▶ **Work to do**: Lift every line from the entries that includes the word "光学光电".

▶ **Extracted records**:
——
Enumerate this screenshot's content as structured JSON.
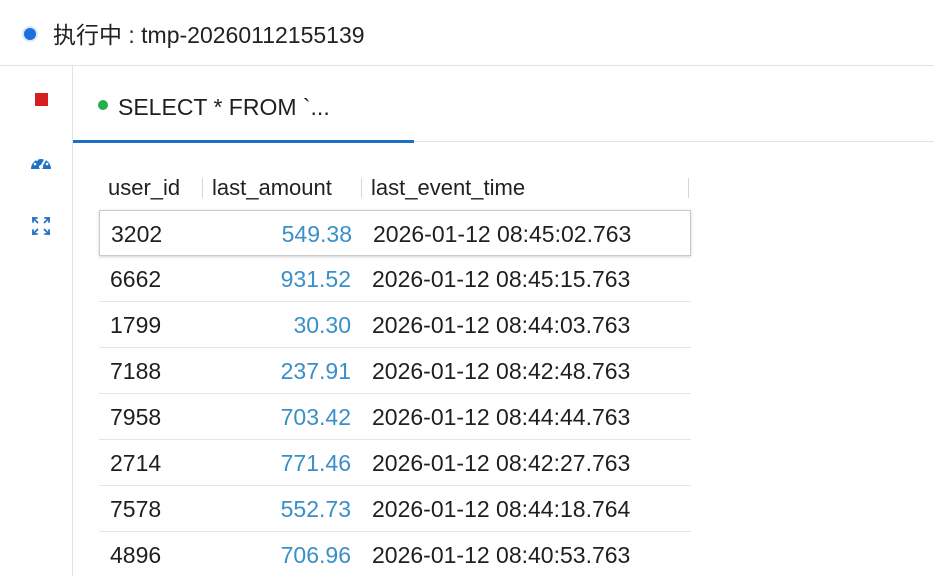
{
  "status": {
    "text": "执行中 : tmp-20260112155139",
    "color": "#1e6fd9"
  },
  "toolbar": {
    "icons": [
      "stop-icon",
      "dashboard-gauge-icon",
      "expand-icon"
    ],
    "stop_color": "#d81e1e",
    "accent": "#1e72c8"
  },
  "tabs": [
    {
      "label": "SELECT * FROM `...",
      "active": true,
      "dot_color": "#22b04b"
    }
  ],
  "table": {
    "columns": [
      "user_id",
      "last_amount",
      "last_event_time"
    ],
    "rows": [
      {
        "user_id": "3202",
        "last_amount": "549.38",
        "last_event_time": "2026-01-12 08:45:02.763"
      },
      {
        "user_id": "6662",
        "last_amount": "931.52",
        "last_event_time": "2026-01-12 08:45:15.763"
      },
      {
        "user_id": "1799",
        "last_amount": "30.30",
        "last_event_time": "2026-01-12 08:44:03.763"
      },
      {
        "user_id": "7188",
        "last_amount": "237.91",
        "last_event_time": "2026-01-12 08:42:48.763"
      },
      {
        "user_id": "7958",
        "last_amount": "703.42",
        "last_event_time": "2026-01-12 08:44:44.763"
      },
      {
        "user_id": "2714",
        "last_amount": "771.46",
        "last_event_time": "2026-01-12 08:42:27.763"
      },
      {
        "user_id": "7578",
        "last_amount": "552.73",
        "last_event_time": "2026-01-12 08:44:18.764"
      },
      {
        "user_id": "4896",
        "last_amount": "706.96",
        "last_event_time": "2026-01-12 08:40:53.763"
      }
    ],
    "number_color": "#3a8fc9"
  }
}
——
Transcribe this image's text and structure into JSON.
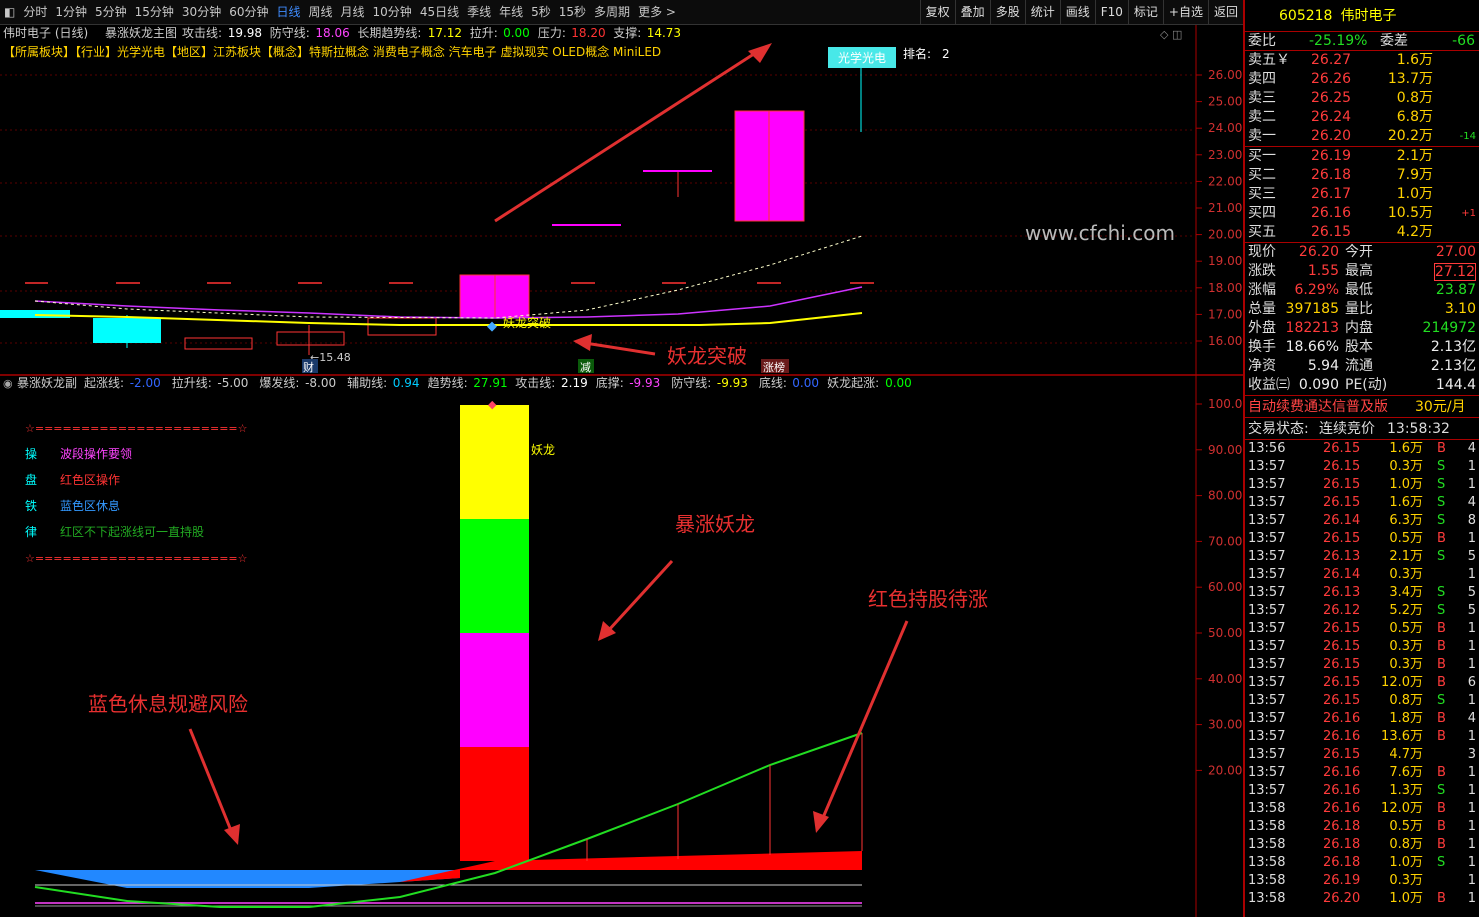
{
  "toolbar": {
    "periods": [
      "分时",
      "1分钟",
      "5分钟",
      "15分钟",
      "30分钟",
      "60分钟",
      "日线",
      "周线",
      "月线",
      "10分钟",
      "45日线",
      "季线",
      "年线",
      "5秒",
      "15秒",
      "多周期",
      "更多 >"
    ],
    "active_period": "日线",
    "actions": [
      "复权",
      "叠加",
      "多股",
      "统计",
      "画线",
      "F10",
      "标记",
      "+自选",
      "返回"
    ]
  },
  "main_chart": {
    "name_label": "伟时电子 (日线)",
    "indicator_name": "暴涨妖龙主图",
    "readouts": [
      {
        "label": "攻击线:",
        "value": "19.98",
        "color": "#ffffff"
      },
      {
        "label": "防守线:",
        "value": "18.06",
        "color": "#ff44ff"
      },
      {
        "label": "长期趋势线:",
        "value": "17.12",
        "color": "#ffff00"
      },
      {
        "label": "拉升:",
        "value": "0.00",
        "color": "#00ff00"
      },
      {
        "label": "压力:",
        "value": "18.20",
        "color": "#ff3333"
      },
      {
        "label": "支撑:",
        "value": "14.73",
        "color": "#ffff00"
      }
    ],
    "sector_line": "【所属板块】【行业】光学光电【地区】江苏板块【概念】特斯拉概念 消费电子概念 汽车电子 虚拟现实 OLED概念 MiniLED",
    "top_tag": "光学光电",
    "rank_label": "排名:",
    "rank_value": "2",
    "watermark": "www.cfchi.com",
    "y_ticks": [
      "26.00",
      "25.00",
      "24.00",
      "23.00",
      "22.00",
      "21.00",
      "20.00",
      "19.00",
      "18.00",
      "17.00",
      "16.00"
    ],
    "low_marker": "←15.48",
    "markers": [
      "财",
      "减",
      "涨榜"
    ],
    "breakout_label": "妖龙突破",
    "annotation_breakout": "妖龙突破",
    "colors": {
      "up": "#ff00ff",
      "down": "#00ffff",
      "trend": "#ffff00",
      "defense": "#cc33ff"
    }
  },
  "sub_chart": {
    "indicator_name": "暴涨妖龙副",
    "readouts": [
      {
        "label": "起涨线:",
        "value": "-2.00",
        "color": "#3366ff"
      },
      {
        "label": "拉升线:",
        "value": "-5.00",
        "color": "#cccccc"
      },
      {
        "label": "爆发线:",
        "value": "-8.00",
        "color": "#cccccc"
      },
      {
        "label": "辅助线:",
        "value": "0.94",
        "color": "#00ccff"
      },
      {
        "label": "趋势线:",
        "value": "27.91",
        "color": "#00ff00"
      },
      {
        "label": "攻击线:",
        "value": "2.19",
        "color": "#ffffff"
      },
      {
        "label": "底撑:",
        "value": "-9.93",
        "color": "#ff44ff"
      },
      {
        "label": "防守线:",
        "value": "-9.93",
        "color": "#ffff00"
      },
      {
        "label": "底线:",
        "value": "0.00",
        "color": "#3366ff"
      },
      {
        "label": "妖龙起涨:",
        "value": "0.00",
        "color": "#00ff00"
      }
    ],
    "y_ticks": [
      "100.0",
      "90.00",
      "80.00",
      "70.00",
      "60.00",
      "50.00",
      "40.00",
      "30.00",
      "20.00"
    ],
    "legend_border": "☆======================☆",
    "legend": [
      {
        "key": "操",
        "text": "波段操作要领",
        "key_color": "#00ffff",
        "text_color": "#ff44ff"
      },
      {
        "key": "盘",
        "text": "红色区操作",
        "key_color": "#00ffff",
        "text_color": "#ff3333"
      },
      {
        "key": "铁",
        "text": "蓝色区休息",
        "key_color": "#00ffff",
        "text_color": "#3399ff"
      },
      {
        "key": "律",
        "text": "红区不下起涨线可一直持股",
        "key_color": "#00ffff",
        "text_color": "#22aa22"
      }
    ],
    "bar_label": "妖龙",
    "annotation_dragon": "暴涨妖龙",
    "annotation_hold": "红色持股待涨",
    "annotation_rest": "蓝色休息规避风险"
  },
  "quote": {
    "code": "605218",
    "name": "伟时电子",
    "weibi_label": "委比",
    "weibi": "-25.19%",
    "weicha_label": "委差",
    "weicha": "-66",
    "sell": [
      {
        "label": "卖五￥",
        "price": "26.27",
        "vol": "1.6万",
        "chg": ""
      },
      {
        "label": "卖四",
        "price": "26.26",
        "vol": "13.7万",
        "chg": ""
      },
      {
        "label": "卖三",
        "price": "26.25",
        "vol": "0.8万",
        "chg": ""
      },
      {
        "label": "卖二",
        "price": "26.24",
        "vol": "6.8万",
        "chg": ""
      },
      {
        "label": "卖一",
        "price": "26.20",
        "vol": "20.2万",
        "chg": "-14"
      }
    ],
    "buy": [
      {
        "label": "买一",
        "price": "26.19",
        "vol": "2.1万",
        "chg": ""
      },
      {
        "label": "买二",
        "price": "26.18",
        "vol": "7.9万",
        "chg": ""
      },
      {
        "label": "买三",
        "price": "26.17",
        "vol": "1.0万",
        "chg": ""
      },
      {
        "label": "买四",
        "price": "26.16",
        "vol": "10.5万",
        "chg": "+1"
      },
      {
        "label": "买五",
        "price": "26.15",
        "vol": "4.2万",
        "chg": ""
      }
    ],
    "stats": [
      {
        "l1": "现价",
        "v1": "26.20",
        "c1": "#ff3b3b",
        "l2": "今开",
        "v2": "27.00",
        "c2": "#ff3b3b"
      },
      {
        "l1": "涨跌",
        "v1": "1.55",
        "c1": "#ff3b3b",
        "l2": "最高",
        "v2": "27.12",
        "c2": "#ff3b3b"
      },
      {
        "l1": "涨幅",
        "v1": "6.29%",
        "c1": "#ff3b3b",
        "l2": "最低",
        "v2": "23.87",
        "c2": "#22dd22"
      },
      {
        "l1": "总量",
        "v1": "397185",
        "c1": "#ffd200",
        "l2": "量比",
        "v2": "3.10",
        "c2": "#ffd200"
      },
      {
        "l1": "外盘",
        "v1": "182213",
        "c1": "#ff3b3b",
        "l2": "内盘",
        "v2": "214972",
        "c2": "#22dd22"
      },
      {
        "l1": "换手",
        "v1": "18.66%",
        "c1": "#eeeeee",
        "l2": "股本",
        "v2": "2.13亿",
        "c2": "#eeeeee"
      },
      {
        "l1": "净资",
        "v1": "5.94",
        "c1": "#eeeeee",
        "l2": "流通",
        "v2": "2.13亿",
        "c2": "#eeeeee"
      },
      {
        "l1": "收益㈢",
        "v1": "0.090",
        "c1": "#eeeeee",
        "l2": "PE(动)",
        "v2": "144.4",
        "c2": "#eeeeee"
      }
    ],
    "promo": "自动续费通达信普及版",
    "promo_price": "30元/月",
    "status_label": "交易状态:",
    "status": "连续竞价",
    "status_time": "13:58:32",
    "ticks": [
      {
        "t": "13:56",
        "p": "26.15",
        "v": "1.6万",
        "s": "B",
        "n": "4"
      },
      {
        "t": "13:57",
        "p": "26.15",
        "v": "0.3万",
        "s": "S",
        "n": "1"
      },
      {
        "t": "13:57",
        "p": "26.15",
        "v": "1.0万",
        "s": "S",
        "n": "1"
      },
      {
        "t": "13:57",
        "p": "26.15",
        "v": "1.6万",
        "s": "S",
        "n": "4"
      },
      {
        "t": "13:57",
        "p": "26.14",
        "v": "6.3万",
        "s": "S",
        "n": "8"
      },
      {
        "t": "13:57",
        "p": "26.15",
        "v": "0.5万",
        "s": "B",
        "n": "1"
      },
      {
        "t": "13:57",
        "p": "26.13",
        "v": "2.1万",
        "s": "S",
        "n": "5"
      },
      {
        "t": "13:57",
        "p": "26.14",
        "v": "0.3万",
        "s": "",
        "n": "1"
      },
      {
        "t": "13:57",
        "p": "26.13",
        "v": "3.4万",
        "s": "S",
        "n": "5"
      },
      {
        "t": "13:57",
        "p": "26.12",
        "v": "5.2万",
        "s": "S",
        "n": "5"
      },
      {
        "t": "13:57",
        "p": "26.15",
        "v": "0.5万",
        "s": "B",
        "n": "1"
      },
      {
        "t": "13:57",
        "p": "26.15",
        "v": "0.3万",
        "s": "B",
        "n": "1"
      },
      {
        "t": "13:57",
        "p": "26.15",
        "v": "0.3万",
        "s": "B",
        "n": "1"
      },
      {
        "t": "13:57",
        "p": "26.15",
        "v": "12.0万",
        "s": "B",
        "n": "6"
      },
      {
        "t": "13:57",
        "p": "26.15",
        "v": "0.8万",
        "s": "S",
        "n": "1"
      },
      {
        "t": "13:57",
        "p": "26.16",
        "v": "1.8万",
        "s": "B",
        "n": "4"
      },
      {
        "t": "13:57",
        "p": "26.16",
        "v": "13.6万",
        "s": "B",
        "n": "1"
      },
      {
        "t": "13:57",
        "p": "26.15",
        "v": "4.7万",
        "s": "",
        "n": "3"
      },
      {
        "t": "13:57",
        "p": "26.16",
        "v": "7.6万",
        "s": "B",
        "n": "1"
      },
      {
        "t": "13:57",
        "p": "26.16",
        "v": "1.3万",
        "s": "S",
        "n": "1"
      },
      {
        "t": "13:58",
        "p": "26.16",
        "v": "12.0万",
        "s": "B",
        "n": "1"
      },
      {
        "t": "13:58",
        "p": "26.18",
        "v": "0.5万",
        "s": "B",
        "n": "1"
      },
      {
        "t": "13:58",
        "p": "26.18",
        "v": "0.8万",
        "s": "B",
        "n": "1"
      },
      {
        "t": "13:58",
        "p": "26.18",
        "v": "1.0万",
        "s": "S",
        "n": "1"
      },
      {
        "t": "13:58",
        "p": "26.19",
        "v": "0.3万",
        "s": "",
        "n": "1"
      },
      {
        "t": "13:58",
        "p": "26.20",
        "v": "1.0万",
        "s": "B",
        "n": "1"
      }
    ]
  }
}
——
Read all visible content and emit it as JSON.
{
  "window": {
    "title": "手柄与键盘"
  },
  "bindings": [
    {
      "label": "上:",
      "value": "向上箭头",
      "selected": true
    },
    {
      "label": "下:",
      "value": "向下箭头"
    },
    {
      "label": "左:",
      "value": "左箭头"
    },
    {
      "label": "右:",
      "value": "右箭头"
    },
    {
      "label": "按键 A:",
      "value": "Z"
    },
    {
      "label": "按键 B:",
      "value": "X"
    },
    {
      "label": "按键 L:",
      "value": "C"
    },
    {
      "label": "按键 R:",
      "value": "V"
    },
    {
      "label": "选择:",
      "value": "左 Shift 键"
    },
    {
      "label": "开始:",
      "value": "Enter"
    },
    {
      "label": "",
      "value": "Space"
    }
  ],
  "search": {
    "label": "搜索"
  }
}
——
▶ **Result of the exercise**:
    "sector_line": "【所属板块】【行业】光学光电【地区】江苏板块【概念】特斯拉概念 消费电子概念 汽车电子 虚拟现实 OLED概念 MiniLED",
    "top_tag": "光学光电",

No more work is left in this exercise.